Set out every line bearing the string "나타내고".

## Begin Records for this task

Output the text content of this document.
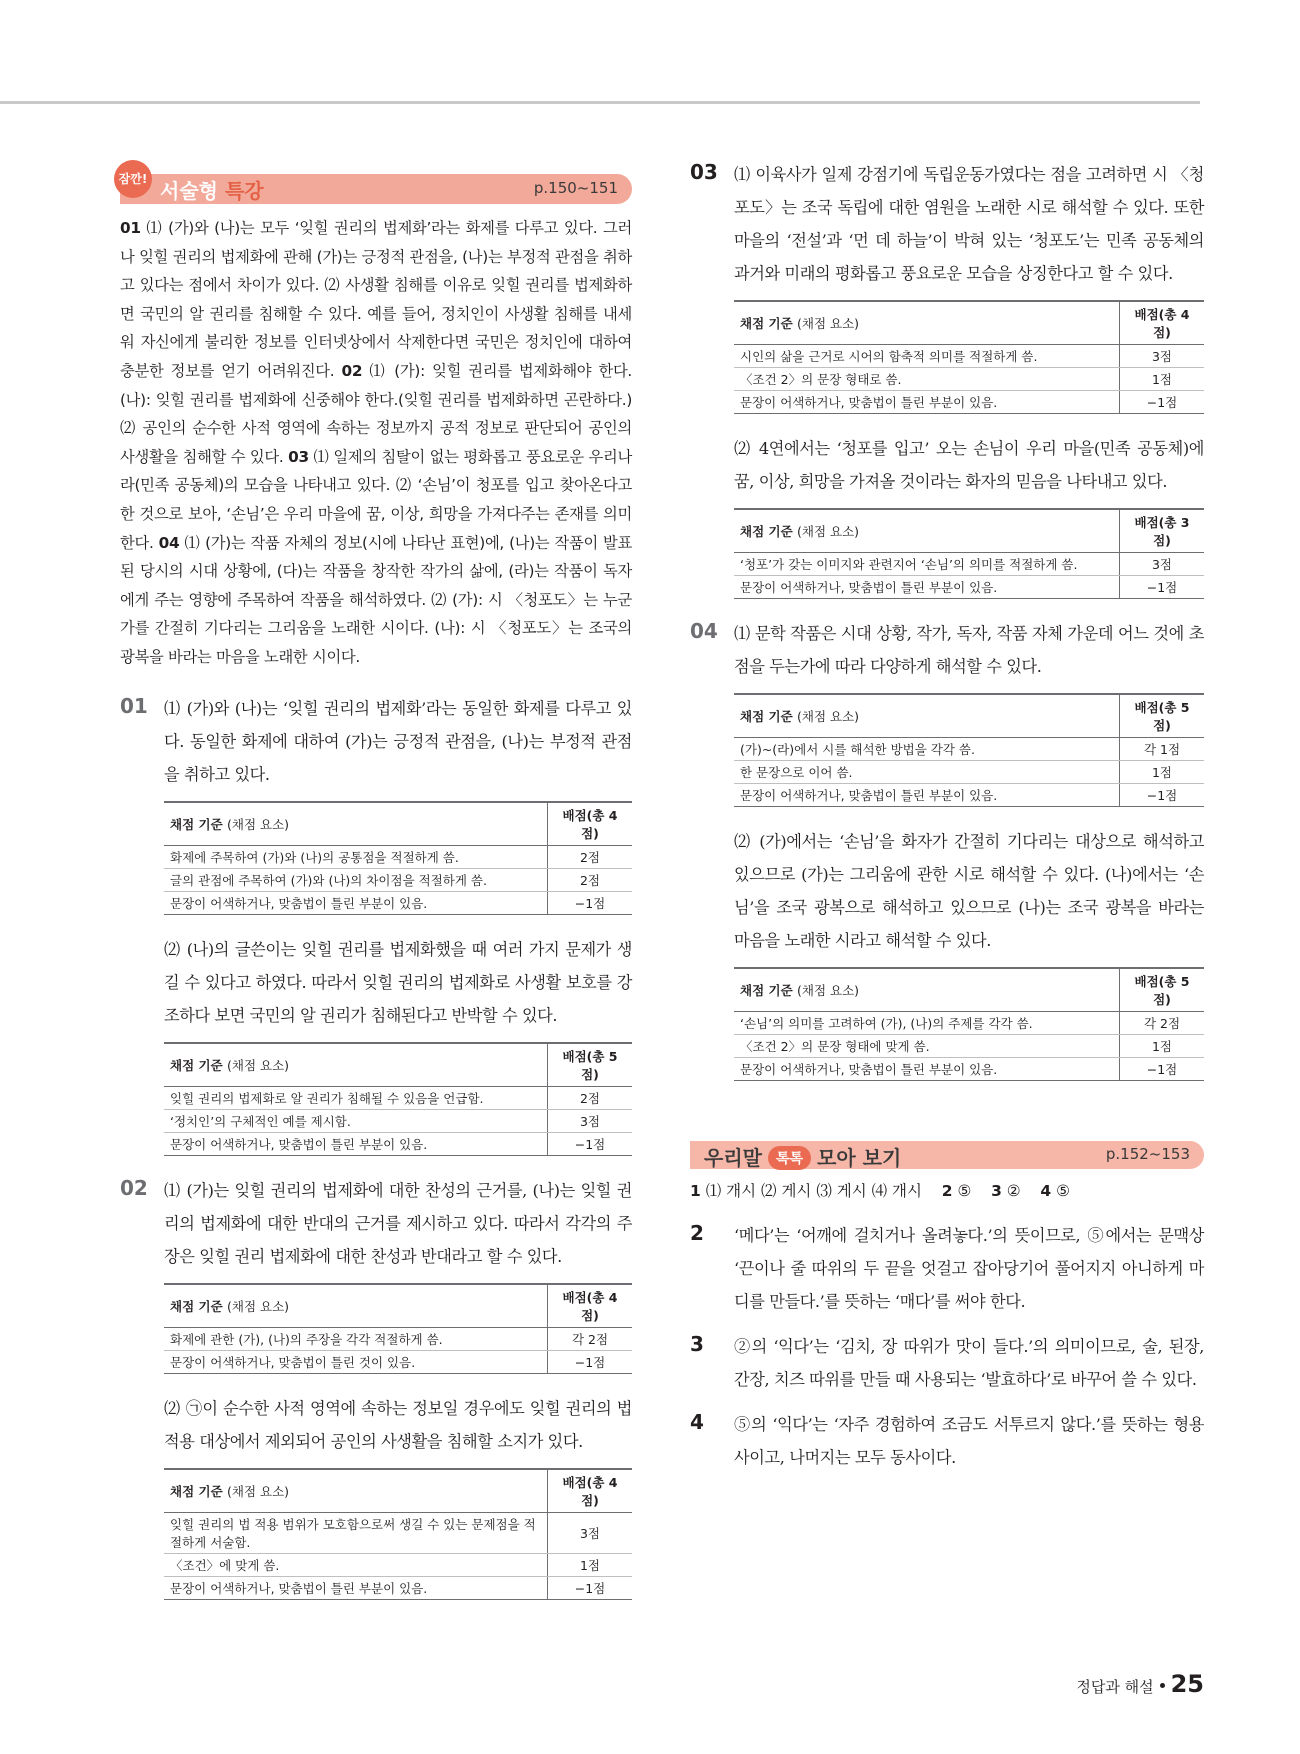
잠깐! 서술형 특강	p.150~151
01 ⑴ (가)와 (나)는 모두 ‘잊힐 권리의 법제화’라는 화제를 다루고 있다. 그러나 잊힐 권리의 법제화에 관해 (가)는 긍정적 관점을, (나)는 부정적 관점을 취하고 있다는 점에서 차이가 있다. ⑵ 사생활 침해를 이유로 잊힐 권리를 법제화하면 국민의 알 권리를 침해할 수 있다. 예를 들어, 정치인이 사생활 침해를 내세워 자신에게 불리한 정보를 인터넷상에서 삭제한다면 국민은 정치인에 대하여 충분한 정보를 얻기 어려워진다. 02 ⑴ (가): 잊힐 권리를 법제화해야 한다. (나): 잊힐 권리를 법제화에 신중해야 한다.(잊힐 권리를 법제화하면 곤란하다.) ⑵ 공인의 순수한 사적 영역에 속하는 정보까지 공적 정보로 판단되어 공인의 사생활을 침해할 수 있다. 03 ⑴ 일제의 침탈이 없는 평화롭고 풍요로운 우리나라(민족 공동체)의 모습을 나타내고 있다. ⑵ ‘손님’이 청포를 입고 찾아온다고 한 것으로 보아, ‘손님’은 우리 마을에 꿈, 이상, 희망을 가져다주는 존재를 의미한다. 04 ⑴ (가)는 작품 자체의 정보(시에 나타난 표현)에, (나)는 작품이 발표된 당시의 시대 상황에, (다)는 작품을 창작한 작가의 삶에, (라)는 작품이 독자에게 주는 영향에 주목하여 작품을 해석하였다. ⑵ (가): 시 〈청포도〉는 누군가를 간절히 기다리는 그리움을 노래한 시이다. (나): 시 〈청포도〉는 조국의 광복을 바라는 마음을 노래한 시이다.
01 ⑴ (가)와 (나)는 ‘잊힐 권리의 법제화’라는 동일한 화제를 다루고 있다. 동일한 화제에 대하여 (가)는 긍정적 관점을, (나)는 부정적 관점을 취하고 있다.

채점 기준 (채점 요소)	배점(총 4점)
화제에 주목하여 (가)와 (나)의 공통점을 적절하게 씀.	2점
글의 관점에 주목하여 (가)와 (나)의 차이점을 적절하게 씀.	2점
문장이 어색하거나, 맞춤법이 틀린 부분이 있음.	−1점

⑵ (나)의 글쓴이는 잊힐 권리를 법제화했을 때 여러 가지 문제가 생길 수 있다고 하였다. 따라서 잊힐 권리의 법제화로 사생활 보호를 강조하다 보면 국민의 알 권리가 침해된다고 반박할 수 있다.

채점 기준 (채점 요소)	배점(총 5점)
잊힐 권리의 법제화로 알 권리가 침해될 수 있음을 언급함.	2점
‘정치인’의 구체적인 예를 제시함.	3점
문장이 어색하거나, 맞춤법이 틀린 부분이 있음.	−1점
02 ⑴ (가)는 잊힐 권리의 법제화에 대한 찬성의 근거를, (나)는 잊힐 권리의 법제화에 대한 반대의 근거를 제시하고 있다. 따라서 각각의 주장은 잊힐 권리 법제화에 대한 찬성과 반대라고 할 수 있다.

채점 기준 (채점 요소)	배점(총 4점)
화제에 관한 (가), (나)의 주장을 각각 적절하게 씀.	각 2점
문장이 어색하거나, 맞춤법이 틀린 것이 있음.	−1점

⑵ ㉠이 순수한 사적 영역에 속하는 정보일 경우에도 잊힐 권리의 법 적용 대상에서 제외되어 공인의 사생활을 침해할 소지가 있다.

채점 기준 (채점 요소)	배점(총 4점)
잊힐 권리의 법 적용 범위가 모호함으로써 생길 수 있는 문제점을 적절하게 서술함.	3점
〈조건〉에 맞게 씀.	1점
문장이 어색하거나, 맞춤법이 틀린 부분이 있음.	−1점
03 ⑴ 이육사가 일제 강점기에 독립운동가였다는 점을 고려하면 시 〈청포도〉는 조국 독립에 대한 염원을 노래한 시로 해석할 수 있다. 또한 마을의 ‘전설’과 ‘먼 데 하늘’이 박혀 있는 ‘청포도’는 민족 공동체의 과거와 미래의 평화롭고 풍요로운 모습을 상징한다고 할 수 있다.

채점 기준 (채점 요소)	배점(총 4점)
시인의 삶을 근거로 시어의 함축적 의미를 적절하게 씀.	3점
〈조건 2〉의 문장 형태로 씀.	1점
문장이 어색하거나, 맞춤법이 틀린 부분이 있음.	−1점

⑵ 4연에서는 ‘청포를 입고’ 오는 손님이 우리 마을(민족 공동체)에 꿈, 이상, 희망을 가져올 것이라는 화자의 믿음을 나타내고 있다.

채점 기준 (채점 요소)	배점(총 3점)
‘청포’가 갖는 이미지와 관련지어 ‘손님’의 의미를 적절하게 씀.	3점
문장이 어색하거나, 맞춤법이 틀린 부분이 있음.	−1점
04 ⑴ 문학 작품은 시대 상황, 작가, 독자, 작품 자체 가운데 어느 것에 초점을 두는가에 따라 다양하게 해석할 수 있다.

채점 기준 (채점 요소)	배점(총 5점)
(가)~(라)에서 시를 해석한 방법을 각각 씀.	각 1점
한 문장으로 이어 씀.	1점
문장이 어색하거나, 맞춤법이 틀린 부분이 있음.	−1점

⑵ (가)에서는 ‘손님’을 화자가 간절히 기다리는 대상으로 해석하고 있으므로 (가)는 그리움에 관한 시로 해석할 수 있다. (나)에서는 ‘손님’을 조국 광복으로 해석하고 있으므로 (나)는 조국 광복을 바라는 마음을 노래한 시라고 해석할 수 있다.

채점 기준 (채점 요소)	배점(총 5점)
‘손님’의 의미를 고려하여 (가), (나)의 주제를 각각 씀.	각 2점
〈조건 2〉의 문장 형태에 맞게 씀.	1점
문장이 어색하거나, 맞춤법이 틀린 부분이 있음.	−1점
우리말 톡톡 모아 보기	p.152~153
1 ⑴ 개시 ⑵ 게시 ⑶ 게시 ⑷ 개시 2 ⑤ 3 ② 4 ⑤
2 ‘메다’는 ‘어깨에 걸치거나 올려놓다.’의 뜻이므로, ⑤에서는 문맥상 ‘끈이나 줄 따위의 두 끝을 엇걸고 잡아당기어 풀어지지 아니하게 마디를 만들다.’를 뜻하는 ‘매다’를 써야 한다.

3 ②의 ‘익다’는 ‘김치, 장 따위가 맛이 들다.’의 의미이므로, 술, 된장, 간장, 치즈 따위를 만들 때 사용되는 ‘발효하다’로 바꾸어 쓸 수 있다.

4 ⑤의 ‘익다’는 ‘자주 경험하여 조금도 서투르지 않다.’를 뜻하는 형용사이고, 나머지는 모두 동사이다.

정답과 해설 25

## End Records for this task

[Complete output]
01 ⑴ (가)와 (나)는 모두 ‘잊힐 권리의 법제화’라는 화제를 다루고 있다. 그러나 잊힐 권리의 법제화에 관해 (가)는 긍정적 관점을, (나)는 부정적 관점을 취하고 있다는 점에서 차이가 있다. ⑵ 사생활 침해를 이유로 잊힐 권리를 법제화하면 국민의 알 권리를 침해할 수 있다. 예를 들어, 정치인이 사생활 침해를 내세워 자신에게 불리한 정보를 인터넷상에서 삭제한다면 국민은 정치인에 대하여 충분한 정보를 얻기 어려워진다. 02 ⑴ (가): 잊힐 권리를 법제화해야 한다. (나): 잊힐 권리를 법제화에 신중해야 한다.(잊힐 권리를 법제화하면 곤란하다.) ⑵ 공인의 순수한 사적 영역에 속하는 정보까지 공적 정보로 판단되어 공인의 사생활을 침해할 수 있다. 03 ⑴ 일제의 침탈이 없는 평화롭고 풍요로운 우리나라(민족 공동체)의 모습을 나타내고 있다. ⑵ ‘손님’이 청포를 입고 찾아온다고 한 것으로 보아, ‘손님’은 우리 마을에 꿈, 이상, 희망을 가져다주는 존재를 의미한다. 04 ⑴ (가)는 작품 자체의 정보(시에 나타난 표현)에, (나)는 작품이 발표된 당시의 시대 상황에, (다)는 작품을 창작한 작가의 삶에, (라)는 작품이 독자에게 주는 영향에 주목하여 작품을 해석하였다. ⑵ (가): 시 〈청포도〉는 누군가를 간절히 기다리는 그리움을 노래한 시이다. (나): 시 〈청포도〉는 조국의 광복을 바라는 마음을 노래한 시이다.
⑵ 4연에서는 ‘청포를 입고’ 오는 손님이 우리 마을(민족 공동체)에 꿈, 이상, 희망을 가져올 것이라는 화자의 믿음을 나타내고 있다.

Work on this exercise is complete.